**Page extract**
GCSE A-Level Key Stage 3 Composition

Composing at Home 2

A Composition is often discovered through the collection of small ideas. Composing at Home is all about collecting, creating, discovering and recording little ideas. This blog will focus on just that and will pick up on some of the things we discussed in Composing at Home 1.

I want all of these Composing at Home posts to be possible without technology, internet or in this case, instruments. But I am also aware that at times we may need some technology.

Discovery

We are surrounded by sounds. We are also surrounded by things that make sounds. You might be lucky enough to have an instrument at home, or a piano, drum kit, guitar etc. But you may also not have any instruments at home – there are still things that make sounds.

In this blog we are going to consider the idea of discovering & gathering sounds. I believe that like an artist sketches ideas in a sketchbook, musicians need to gather sounds like audio sketches.

Musique Concrète

I don’t want to spend too much time going through this, but I think its useful concept and genre of music to be aware of. We are looking at ways in which we can create a explore music at home. It is all about the process of composition and what we can learn from it about sound and music. I urge you to research this area further as it will open your eyes to another form of music making and for those studying Petals by Saariaho it may be a useful source for Wider Listening.

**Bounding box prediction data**
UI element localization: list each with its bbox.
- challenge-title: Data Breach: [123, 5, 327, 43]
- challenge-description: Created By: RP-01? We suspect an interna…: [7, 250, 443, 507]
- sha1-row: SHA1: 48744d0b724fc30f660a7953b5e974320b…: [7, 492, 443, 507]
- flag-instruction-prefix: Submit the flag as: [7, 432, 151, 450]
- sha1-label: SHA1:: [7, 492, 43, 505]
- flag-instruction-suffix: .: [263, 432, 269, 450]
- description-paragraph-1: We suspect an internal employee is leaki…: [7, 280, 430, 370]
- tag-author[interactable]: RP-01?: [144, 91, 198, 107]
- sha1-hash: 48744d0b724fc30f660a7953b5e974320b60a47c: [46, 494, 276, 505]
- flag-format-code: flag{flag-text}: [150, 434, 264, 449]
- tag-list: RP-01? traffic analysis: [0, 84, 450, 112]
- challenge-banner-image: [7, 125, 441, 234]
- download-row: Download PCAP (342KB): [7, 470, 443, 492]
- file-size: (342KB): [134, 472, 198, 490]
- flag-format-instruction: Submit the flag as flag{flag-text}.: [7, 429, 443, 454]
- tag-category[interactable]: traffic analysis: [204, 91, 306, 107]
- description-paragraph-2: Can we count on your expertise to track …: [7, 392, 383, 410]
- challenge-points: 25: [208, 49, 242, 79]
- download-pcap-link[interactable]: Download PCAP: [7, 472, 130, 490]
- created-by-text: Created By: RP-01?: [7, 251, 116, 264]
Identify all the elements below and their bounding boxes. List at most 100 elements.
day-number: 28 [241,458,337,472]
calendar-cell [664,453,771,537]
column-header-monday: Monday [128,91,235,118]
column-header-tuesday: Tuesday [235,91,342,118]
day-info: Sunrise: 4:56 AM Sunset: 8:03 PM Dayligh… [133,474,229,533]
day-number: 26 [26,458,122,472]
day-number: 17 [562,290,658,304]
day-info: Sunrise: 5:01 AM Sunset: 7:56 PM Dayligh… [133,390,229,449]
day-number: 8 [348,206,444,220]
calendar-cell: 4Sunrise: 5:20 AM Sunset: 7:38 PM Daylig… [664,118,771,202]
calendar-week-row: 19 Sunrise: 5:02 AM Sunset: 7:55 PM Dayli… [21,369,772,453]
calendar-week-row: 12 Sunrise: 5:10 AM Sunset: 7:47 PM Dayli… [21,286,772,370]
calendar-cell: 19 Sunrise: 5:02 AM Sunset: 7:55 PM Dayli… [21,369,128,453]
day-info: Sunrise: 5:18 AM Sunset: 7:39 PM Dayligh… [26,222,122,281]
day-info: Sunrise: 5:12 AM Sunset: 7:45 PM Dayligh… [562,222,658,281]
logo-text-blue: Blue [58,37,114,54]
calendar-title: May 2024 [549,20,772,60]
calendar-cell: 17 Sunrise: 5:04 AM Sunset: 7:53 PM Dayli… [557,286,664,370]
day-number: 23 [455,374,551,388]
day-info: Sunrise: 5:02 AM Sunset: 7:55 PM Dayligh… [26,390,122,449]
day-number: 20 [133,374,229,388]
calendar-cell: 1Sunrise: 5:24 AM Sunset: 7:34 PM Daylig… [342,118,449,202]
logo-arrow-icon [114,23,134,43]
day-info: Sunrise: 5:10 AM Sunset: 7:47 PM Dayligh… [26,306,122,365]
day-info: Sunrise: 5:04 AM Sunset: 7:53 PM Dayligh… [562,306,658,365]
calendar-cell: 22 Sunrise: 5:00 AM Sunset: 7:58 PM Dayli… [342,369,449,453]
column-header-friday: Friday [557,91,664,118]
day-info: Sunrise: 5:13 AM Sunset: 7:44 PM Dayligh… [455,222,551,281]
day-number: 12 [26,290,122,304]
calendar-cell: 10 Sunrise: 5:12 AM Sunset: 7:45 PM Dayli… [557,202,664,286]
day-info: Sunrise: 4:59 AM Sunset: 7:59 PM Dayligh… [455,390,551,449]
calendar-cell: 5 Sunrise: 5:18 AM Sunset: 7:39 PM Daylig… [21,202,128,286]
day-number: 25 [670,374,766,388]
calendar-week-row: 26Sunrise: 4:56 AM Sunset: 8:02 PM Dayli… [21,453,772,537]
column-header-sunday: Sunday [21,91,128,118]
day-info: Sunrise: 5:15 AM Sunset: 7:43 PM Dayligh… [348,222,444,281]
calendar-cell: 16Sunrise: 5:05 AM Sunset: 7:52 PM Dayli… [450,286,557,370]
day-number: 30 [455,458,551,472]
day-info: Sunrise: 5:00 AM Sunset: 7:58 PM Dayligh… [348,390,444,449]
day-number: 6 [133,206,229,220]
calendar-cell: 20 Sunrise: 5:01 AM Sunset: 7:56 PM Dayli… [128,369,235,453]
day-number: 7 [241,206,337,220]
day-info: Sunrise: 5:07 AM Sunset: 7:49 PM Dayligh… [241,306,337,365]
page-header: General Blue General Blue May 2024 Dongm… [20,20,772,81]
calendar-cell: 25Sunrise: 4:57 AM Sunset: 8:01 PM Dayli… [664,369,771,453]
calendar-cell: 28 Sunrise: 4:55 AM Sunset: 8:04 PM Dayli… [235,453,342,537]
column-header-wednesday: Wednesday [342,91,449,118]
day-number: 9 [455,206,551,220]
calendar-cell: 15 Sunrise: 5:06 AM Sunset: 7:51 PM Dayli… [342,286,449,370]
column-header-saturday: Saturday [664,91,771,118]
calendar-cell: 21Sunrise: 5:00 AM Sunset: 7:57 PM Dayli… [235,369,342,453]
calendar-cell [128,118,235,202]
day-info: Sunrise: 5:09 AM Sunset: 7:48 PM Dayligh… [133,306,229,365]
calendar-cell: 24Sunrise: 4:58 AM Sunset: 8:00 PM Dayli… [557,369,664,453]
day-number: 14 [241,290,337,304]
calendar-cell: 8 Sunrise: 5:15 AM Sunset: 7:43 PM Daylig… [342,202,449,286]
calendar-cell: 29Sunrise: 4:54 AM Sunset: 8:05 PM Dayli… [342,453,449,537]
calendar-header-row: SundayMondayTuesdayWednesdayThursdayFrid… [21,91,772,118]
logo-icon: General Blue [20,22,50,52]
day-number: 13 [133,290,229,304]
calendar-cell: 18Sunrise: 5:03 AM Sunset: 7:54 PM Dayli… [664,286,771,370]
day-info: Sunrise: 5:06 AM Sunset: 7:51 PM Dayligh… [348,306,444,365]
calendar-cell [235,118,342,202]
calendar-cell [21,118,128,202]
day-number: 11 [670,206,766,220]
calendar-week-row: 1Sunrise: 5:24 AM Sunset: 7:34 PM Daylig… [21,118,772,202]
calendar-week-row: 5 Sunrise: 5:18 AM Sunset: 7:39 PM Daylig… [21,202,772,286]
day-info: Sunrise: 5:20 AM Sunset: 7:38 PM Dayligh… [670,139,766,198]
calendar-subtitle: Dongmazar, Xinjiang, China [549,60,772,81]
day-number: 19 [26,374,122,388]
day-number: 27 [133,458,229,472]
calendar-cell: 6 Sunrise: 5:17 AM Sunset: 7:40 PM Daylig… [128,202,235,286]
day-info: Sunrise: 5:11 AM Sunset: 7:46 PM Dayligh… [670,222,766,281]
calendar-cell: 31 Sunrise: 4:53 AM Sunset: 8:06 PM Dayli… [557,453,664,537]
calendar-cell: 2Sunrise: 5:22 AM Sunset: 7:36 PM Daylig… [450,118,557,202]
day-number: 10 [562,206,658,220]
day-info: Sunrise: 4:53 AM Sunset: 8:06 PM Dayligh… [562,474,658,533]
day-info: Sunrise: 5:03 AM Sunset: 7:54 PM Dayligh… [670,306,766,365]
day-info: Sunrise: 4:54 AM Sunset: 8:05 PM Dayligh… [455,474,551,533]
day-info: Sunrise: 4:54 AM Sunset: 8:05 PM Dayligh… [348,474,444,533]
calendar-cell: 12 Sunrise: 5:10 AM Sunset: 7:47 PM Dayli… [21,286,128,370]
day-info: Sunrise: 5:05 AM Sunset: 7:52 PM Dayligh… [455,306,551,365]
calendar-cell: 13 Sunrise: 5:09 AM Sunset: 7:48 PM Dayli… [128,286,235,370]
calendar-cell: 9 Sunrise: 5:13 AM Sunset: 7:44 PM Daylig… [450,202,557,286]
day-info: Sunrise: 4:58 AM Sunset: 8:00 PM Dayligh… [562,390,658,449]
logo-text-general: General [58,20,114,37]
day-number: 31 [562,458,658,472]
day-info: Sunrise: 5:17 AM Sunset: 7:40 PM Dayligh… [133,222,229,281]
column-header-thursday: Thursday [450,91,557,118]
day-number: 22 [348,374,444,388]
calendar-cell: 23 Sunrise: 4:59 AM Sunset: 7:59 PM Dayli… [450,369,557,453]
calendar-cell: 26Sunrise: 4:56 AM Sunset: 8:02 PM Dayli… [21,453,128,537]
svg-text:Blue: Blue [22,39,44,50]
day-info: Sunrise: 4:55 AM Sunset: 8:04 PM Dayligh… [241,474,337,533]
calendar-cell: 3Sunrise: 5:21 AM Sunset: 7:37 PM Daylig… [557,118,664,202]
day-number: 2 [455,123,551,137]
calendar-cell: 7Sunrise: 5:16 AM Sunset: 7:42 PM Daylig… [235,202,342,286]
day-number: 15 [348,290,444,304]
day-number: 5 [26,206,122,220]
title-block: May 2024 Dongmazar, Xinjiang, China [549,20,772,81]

**Problem set**
**A.** In the blog post on composing at home, what does the writer believe musicians need to gather, the way an artist sketches ideas in a sketchbook?
**B.** Decide whether each statement agrees with the blog post on composing at home, and quote the words that settle it: (i) The writer wants these posts to be possible without instruments. (ii) The writer plans to spend a long time going through musique concrète. (iii) The post suggests musique concrète may help those studying Petals by Saariaho.
**C.** Continue the blog post on composing at home from the point where it stops.

**Responses by task**
**A.** Sounds, gathered like audio sketches.

**B.**
(i) Yes: "I want all of these Composing at Home posts to be possible without technology, internet or in this case, instruments."
(ii) No: "I don’t want to spend too much time going through this"
(iii) Yes: "for those studying Petals by Saariaho it may be a useful source for Wider Listening"

**C.**
Musique Concrète relies on recorded sounds as raw material. These sounds can come from musical instruments, the voice, the environment or any other generated sounds. Compositions that fully the conventions of Musique Concrete don’t rely on the standard rules for melody, Harmony, Rhythm, Metre & Tonality. It is all about realising new sound identities – it is creative, exploratory and entirely possible at home.

Recording at Home

Whilst I am trying to avoid using too much technology, for this Composing at Home task you are going to need something to record onto. I am sure that you will have a phone available to you that you can use to capture ideas. Please do grab something that you can use to record.

Now we are going to start to gather ideas in the style of Musique Concrète. I want you to become aware of the sounds in your house, or the sounds you can hear outside. What discoveries can you make and what sounds might you be able to generate. Start to gather this sounds as audio recordings. Feel free to use instruments, but think outside the box. Sounds could be made that are unconventional – think about John Cage and his Prepared Piano works.

How is this Composing!

hopefully you have now started to gather some sounds as recordings in a phone or recording device. I know what you are thinking, how is this composing. This approach is very different to composing in school music rooms. Where is the manuscript paper, the DAW or the chord progression. Lets unpack this thought a little further and think about what we are doing:

  • Selecting sounds is hugely important for composition – it raises awareness of the soundscape and we can apply this to our choice of instrumentation.
  • Listening to the sounds around us is important for our aural awareness and gets us thinking about what makes something music.
  • The art of gathering ideas is good for the modern music student who all too often relies of computer generated “out of the box” ideas.

What next?

You have now collected sounds and thoughts about what you could do with them. There are now a number of things that you could do. But I want to stress again that just going through this process is a useful compositional task. It does’t matter if you just enjoy the process and learn from it. Composition is as much about thinking through a composting as it is actually making a piece of music.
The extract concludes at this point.